MATERIAL FOR THE TASK.
○ ○ ○ ○ ○

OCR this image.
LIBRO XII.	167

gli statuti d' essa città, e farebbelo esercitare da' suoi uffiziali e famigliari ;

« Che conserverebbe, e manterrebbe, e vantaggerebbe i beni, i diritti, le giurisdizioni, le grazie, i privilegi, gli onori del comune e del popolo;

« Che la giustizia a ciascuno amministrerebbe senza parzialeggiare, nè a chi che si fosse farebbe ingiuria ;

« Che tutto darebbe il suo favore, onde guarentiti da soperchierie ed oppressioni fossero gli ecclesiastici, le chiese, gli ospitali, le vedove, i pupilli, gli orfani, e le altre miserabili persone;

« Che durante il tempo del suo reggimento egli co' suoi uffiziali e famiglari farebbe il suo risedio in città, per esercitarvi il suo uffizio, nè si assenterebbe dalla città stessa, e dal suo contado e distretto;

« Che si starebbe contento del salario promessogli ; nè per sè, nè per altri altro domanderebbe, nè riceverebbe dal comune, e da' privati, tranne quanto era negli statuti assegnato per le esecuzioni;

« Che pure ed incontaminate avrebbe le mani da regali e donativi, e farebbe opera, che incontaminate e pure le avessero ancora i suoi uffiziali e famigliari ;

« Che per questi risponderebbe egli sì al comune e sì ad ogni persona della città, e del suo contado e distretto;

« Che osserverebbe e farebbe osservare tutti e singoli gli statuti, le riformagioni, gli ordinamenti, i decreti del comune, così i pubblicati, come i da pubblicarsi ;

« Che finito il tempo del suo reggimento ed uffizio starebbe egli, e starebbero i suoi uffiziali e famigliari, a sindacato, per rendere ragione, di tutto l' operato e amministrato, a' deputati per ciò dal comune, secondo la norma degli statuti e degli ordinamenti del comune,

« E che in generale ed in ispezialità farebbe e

○ ○ ○ ○ ○

WRITTEN PROBLEM. Pull every line containing "comune" out of the data above.

TASK OUTPUT.
« Che conserverebbe, e manterrebbe, e vantaggerebbe i beni, i diritti, le giurisdizioni, le grazie, i privilegi, gli onori del comune e del popolo;
« Che si starebbe contento del salario promessogli ; nè per sè, nè per altri altro domanderebbe, nè riceverebbe dal comune, e da' privati, tranne quanto era negli statuti assegnato per le esecuzioni;
« Che per questi risponderebbe egli sì al comune e sì ad ogni persona della città, e del suo contado e distretto;
« Che osserverebbe e farebbe osservare tutti e singoli gli statuti, le riformagioni, gli ordinamenti, i decreti del comune, così i pubblicati, come i da pubblicarsi ;
« Che finito il tempo del suo reggimento ed uffizio starebbe egli, e starebbero i suoi uffiziali e famigliari, a sindacato, per rendere ragione, di tutto l' operato e amministrato, a' deputati per ciò dal comune, secondo la norma degli statuti e degli ordinamenti del comune,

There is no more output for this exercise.